* _Exercise aim_: Could you repeat exactly the lines below, from the line containing "Output the text content of this document." through the last one, both included, while leaving out any pictures?

* _Dataset entries_:
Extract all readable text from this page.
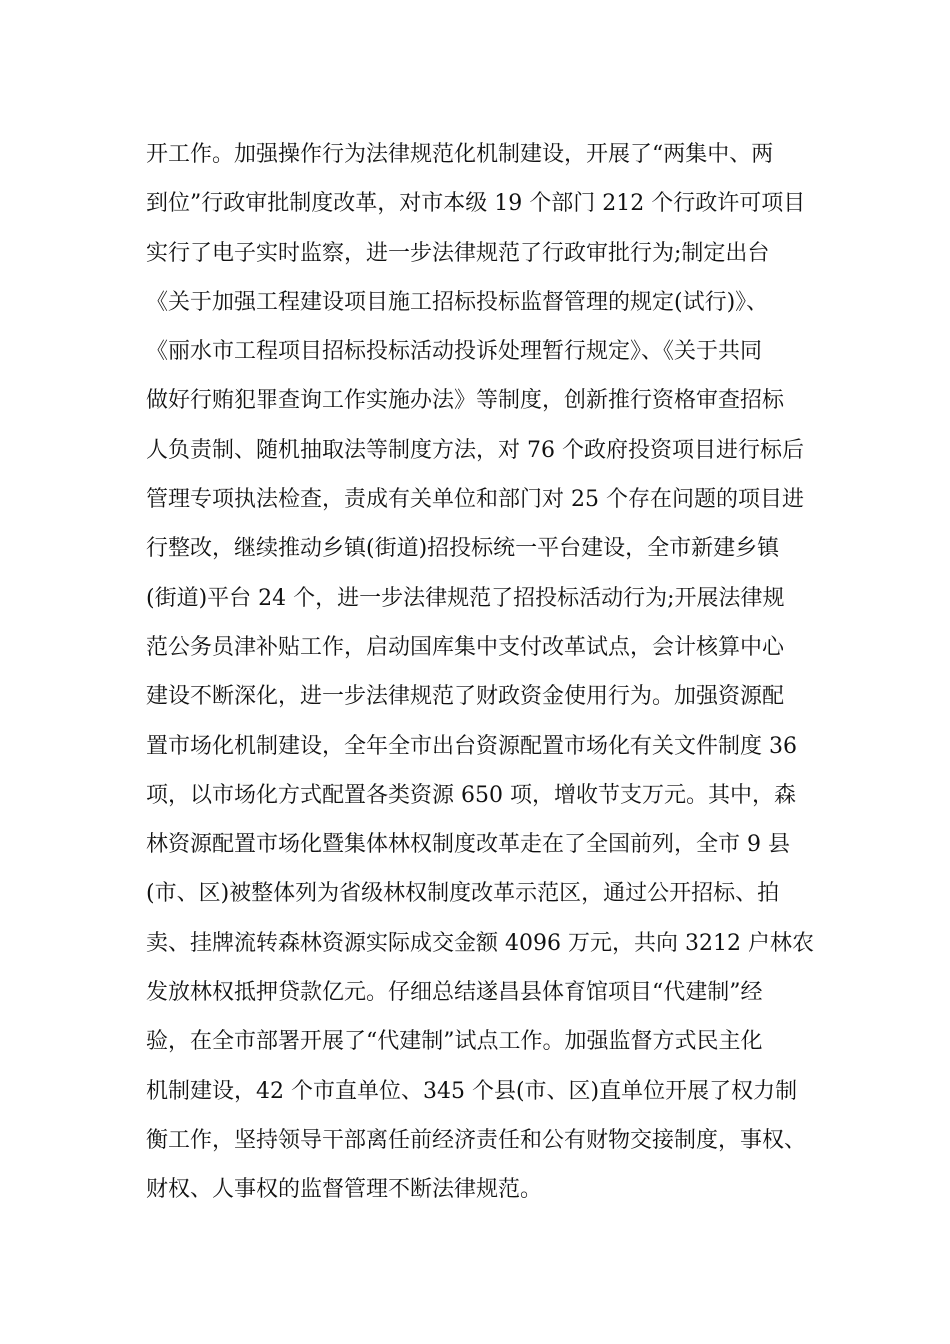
开工作。加强操作行为法律规范化机制建设，开展了“两集中、两
到位”行政审批制度改革，对市本级 19 个部门 212 个行政许可项目
实行了电子实时监察，进一步法律规范了行政审批行为;制定出台
《关于加强工程建设项目施工招标投标监督管理的规定(试行)》、
《丽水市工程项目招标投标活动投诉处理暂行规定》、《关于共同
做好行贿犯罪查询工作实施办法》等制度，创新推行资格审查招标
人负责制、随机抽取法等制度方法，对 76 个政府投资项目进行标后
管理专项执法检查，责成有关单位和部门对 25 个存在问题的项目进
行整改，继续推动乡镇(街道)招投标统一平台建设，全市新建乡镇
(街道)平台 24 个，进一步法律规范了招投标活动行为;开展法律规
范公务员津补贴工作，启动国库集中支付改革试点，会计核算中心
建设不断深化，进一步法律规范了财政资金使用行为。加强资源配
置市场化机制建设，全年全市出台资源配置市场化有关文件制度 36
项，以市场化方式配置各类资源 650 项，增收节支万元。其中，森
林资源配置市场化暨集体林权制度改革走在了全国前列，全市 9 县
(市、区)被整体列为省级林权制度改革示范区，通过公开招标、拍
卖、挂牌流转森林资源实际成交金额 4096 万元，共向 3212 户林农
发放林权抵押贷款亿元。仔细总结遂昌县体育馆项目“代建制”经
验，在全市部署开展了“代建制”试点工作。加强监督方式民主化
机制建设，42 个市直单位、345 个县(市、区)直单位开展了权力制
衡工作，坚持领导干部离任前经济责任和公有财物交接制度，事权、
财权、人事权的监督管理不断法律规范。
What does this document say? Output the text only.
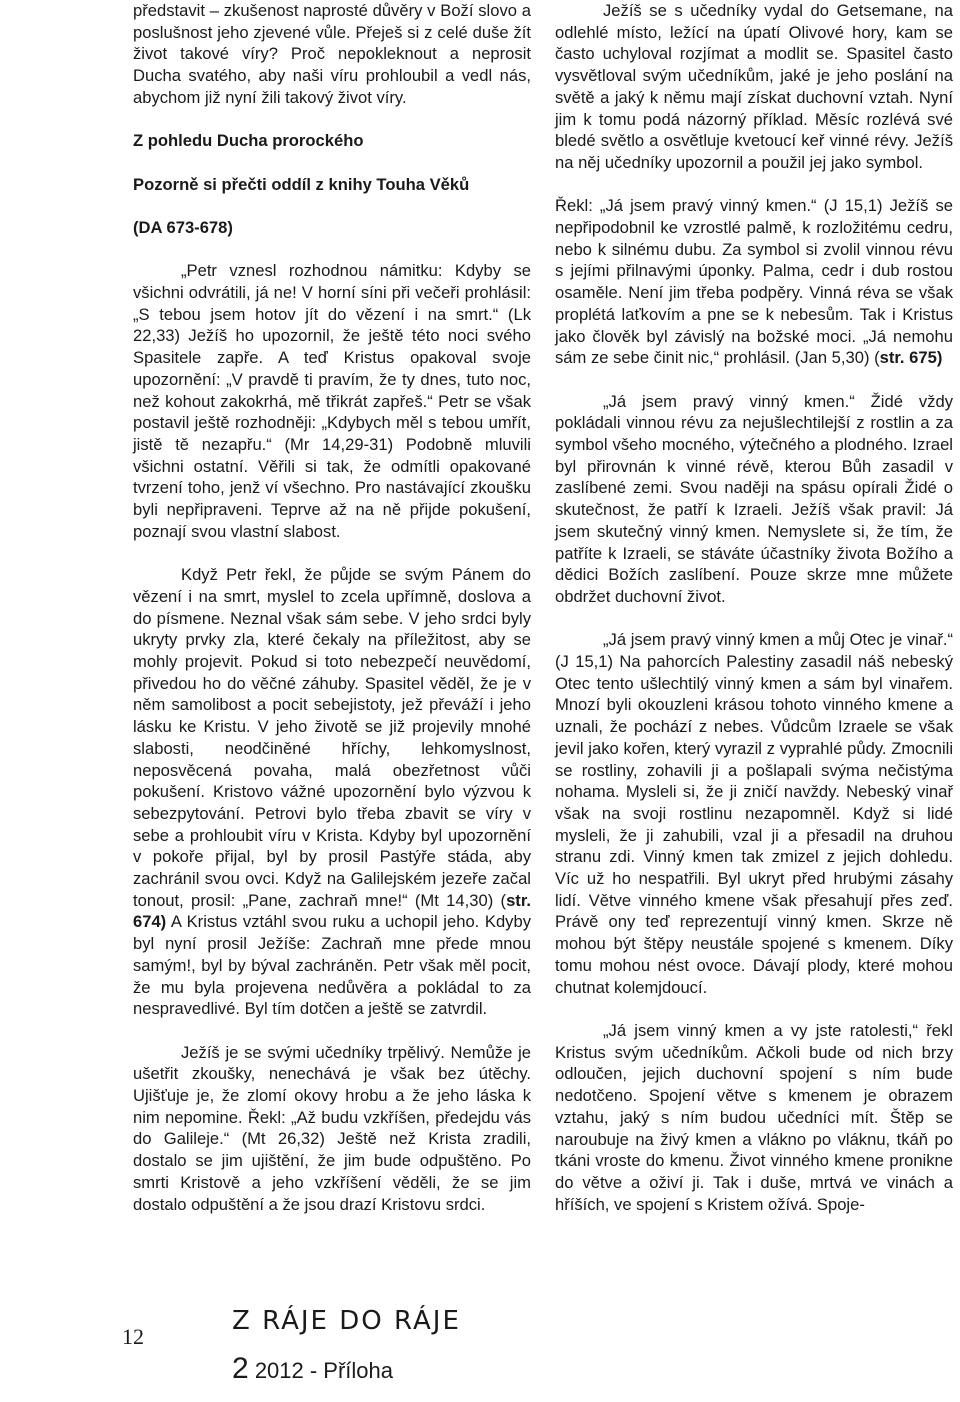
představit – zkušenost naprosté důvěry v Boží slovo a poslušnost jeho zjevené vůle. Přeješ si z celé duše žít život takové víry? Proč nepokleknout a neprosit Ducha svatého, aby naši víru prohloubil a vedl nás, abychom již nyní žili takový život víry.

Z pohledu Ducha prorockého
Pozorně si přečti oddíl z knihy Touha Věků
(DA 673-678)

„Petr vznesl rozhodnou námitku: Kdyby se všichni odvrátili, já ne! V horní síni při večeři prohlásil: „S tebou jsem hotov jít do vězení i na smrt.“ (Lk 22,33) Ježíš ho upozornil, že ještě této noci svého Spasitele zapře. A teď Kristus opakoval svoje upozornění: „V pravdě ti pravím, že ty dnes, tuto noc, než kohout zakokrhá, mě třikrát zapřeš.“ Petr se však postavil ještě rozhodněji: „Kdybych měl s tebou umřít, jistě tě nezapřu.“ (Mr 14,29-31) Podobně mluvili všichni ostatní. Věřili si tak, že odmítli opakované tvrzení toho, jenž ví všechno. Pro nastávající zkoušku byli nepřipraveni. Teprve až na ně přijde pokušení, poznají svou vlastní slabost.

Když Petr řekl, že půjde se svým Pánem do vězení i na smrt, myslel to zcela upřímně, doslova a do písmene. Neznal však sám sebe. V jeho srdci byly ukryty prvky zla, které čekaly na příležitost, aby se mohly projevit. Pokud si toto nebezpečí neuvědomí, přivedou ho do věčné záhuby. Spasitel věděl, že je v něm samolibost a pocit sebejistoty, jež převáží i jeho lásku ke Kristu. V jeho životě se již projevily mnohé slabosti, neodčiněné hříchy, lehkomyslnost, neposvěcená povaha, malá obezřetnost vůči pokušení. Kristovo vážné upozornění bylo výzvou k sebezpytování. Petrovi bylo třeba zbavit se víry v sebe a prohloubit víru v Krista. Kdyby byl upozornění v pokoře přijal, byl by prosil Pastýře stáda, aby zachránil svou ovci. Když na Galilejském jezeře začal tonout, prosil: „Pane, zachraň mne!“ (Mt 14,30) (str. 674) A Kristus vztáhl svou ruku a uchopil jeho. Kdyby byl nyní prosil Ježíše: Zachraň mne přede mnou samým!, byl by býval zachráněn. Petr však měl pocit, že mu byla projevena nedůvěra a pokládal to za nespravedlivé. Byl tím dotčen a ještě se zatvrdil.

Ježíš je se svými učedníky trpělivý. Nemůže je ušetřit zkoušky, nenechává je však bez útěchy. Ujišťuje je, že zlomí okovy hrobu a že jeho láska k nim nepomine. Řekl: „Až budu vzkříšen, předejdu vás do Galileje.“ (Mt 26,32) Ještě než Krista zradili, dostalo se jim ujištění, že jim bude odpuštěno. Po smrti Kristově a jeho vzkříšení věděli, že se jim dostalo odpuštění a že jsou drazí Kristovu srdci.

Ježíš se s učedníky vydal do Getsemane, na odlehlé místo, ležící na úpatí Olivové hory, kam se často uchyloval rozjímat a modlit se. Spasitel často vysvětloval svým učedníkům, jaké je jeho poslání na světě a jaký k němu mají získat duchovní vztah. Nyní jim k tomu podá názorný příklad. Měsíc rozlévá své bledé světlo a osvětluje kvetoucí keř vinné révy. Ježíš na něj učedníky upozornil a použil jej jako symbol.

Řekl: „Já jsem pravý vinný kmen.“ (J 15,1) Ježíš se nepřipodobnil ke vzrostlé palmě, k rozložitému cedru, nebo k silnému dubu. Za symbol si zvolil vinnou révu s jejími přilnavými úponky. Palma, cedr i dub rostou osaměle. Není jim třeba podpěry. Vinná réva se však proplétá laťkovím a pne se k nebesům. Tak i Kristus jako člověk byl závislý na božské moci. „Já nemohu sám ze sebe činit nic,“ prohlásil. (Jan 5,30) (str. 675)

„Já jsem pravý vinný kmen.“ Židé vždy pokládali vinnou révu za nejušlechtilejší z rostlin a za symbol všeho mocného, výtečného a plodného. Izrael byl přirovnán k vinné révě, kterou Bůh zasadil v zaslíbené zemi. Svou naději na spásu opírali Židé o skutečnost, že patří k Izraeli. Ježíš však pravil: Já jsem skutečný vinný kmen. Nemyslete si, že tím, že patříte k Izraeli, se stáváte účastníky života Božího a dědici Božích zaslíbení. Pouze skrze mne můžete obdržet duchovní život.

„Já jsem pravý vinný kmen a můj Otec je vinař.“ (J 15,1) Na pahorcích Palestiny zasadil náš nebeský Otec tento ušlechtilý vinný kmen a sám byl vinařem. Mnozí byli okouzleni krásou tohoto vinného kmene a uznali, že pochází z nebes. Vůdcům Izraele se však jevil jako kořen, který vyrazil z vyprahlé půdy. Zmocnili se rostliny, zohavili ji a pošlapali svýma nečistýma nohama. Mysleli si, že ji zničí navždy. Nebeský vinař však na svoji rostlinu nezapomněl. Když si lidé mysleli, že ji zahubili, vzal ji a přesadil na druhou stranu zdi. Vinný kmen tak zmizel z jejich dohledu. Víc už ho nespatřili. Byl ukryt před hrubými zásahy lidí. Větve vinného kmene však přesahují přes zeď. Právě ony teď reprezentují vinný kmen. Skrze ně mohou být štěpy neustále spojené s kmenem. Díky tomu mohou nést ovoce. Dávají plody, které mohou chutnat kolemjdoucí.

„Já jsem vinný kmen a vy jste ratolesti,“ řekl Kristus svým učedníkům. Ačkoli bude od nich brzy odloučen, jejich duchovní spojení s ním bude nedotčeno. Spojení větve s kmenem je obrazem vztahu, jaký s ním budou učedníci mít. Štěp se naroubuje na živý kmen a vlákno po vláknu, tkáň po tkáni vroste do kmenu. Život vinného kmene pronikne do větve a oživí ji. Tak i duše, mrtvá ve vinách a hříších, ve spojení s Kristem ožívá. Spoje-

12
Z RÁJE DO RÁJE
2 2012 - Příloha
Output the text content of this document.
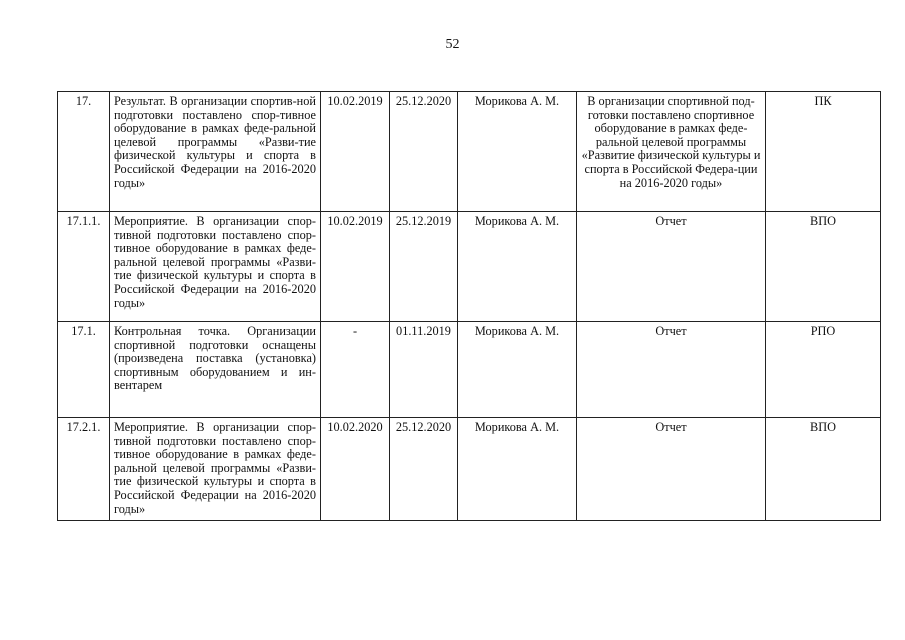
52
17.	Результат. В организации спортив-ной подготовки поставлено спор-тивное оборудование в рамках феде-ральной целевой программы «Разви-тие физической культуры и спорта в Российской Федерации на 2016-2020 годы»	10.02.2019	25.12.2020	Морикова А. М.	В организации спортивной под-готовки поставлено спортивное оборудование в рамках феде-ральной целевой программы «Развитие физической культуры и спорта в Российской Федера-ции на 2016-2020 годы»	ПК
17.1.1.	Мероприятие. В организации спор-тивной подготовки поставлено спор-тивное оборудование в рамках феде-ральной целевой программы «Разви-тие физической культуры и спорта в Российской Федерации на 2016-2020 годы»	10.02.2019	25.12.2019	Морикова А. М.	Отчет	ВПО
17.1.	Контрольная точка. Организации спортивной подготовки оснащены (произведена поставка (установка) спортивным оборудованием и ин-вентарем	-	01.11.2019	Морикова А. М.	Отчет	РПО
17.2.1.	Мероприятие. В организации спор-тивной подготовки поставлено спор-тивное оборудование в рамках феде-ральной целевой программы «Разви-тие физической культуры и спорта в Российской Федерации на 2016-2020 годы»	10.02.2020	25.12.2020	Морикова А. М.	Отчет	ВПО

* _Exercise output_:
Output the text content of this document.
52
17.	Результат. В организации спортив-ной подготовки поставлено спор-тивное оборудование в рамках феде-ральной целевой программы «Разви-тие физической культуры и спорта в Российской Федерации на 2016-2020 годы»	10.02.2019	25.12.2020	Морикова А. М.	В организации спортивной под-готовки поставлено спортивное оборудование в рамках феде-ральной целевой программы «Развитие физической культуры и спорта в Российской Федера-ции на 2016-2020 годы»	ПК
17.1.1.	Мероприятие. В организации спор-тивной подготовки поставлено спор-тивное оборудование в рамках феде-ральной целевой программы «Разви-тие физической культуры и спорта в Российской Федерации на 2016-2020 годы»	10.02.2019	25.12.2019	Морикова А. М.	Отчет	ВПО
17.1.	Контрольная точка. Организации спортивной подготовки оснащены (произведена поставка (установка) спортивным оборудованием и ин-вентарем	-	01.11.2019	Морикова А. М.	Отчет	РПО
17.2.1.	Мероприятие. В организации спор-тивной подготовки поставлено спор-тивное оборудование в рамках феде-ральной целевой программы «Разви-тие физической культуры и спорта в Российской Федерации на 2016-2020 годы»	10.02.2020	25.12.2020	Морикова А. М.	Отчет	ВПО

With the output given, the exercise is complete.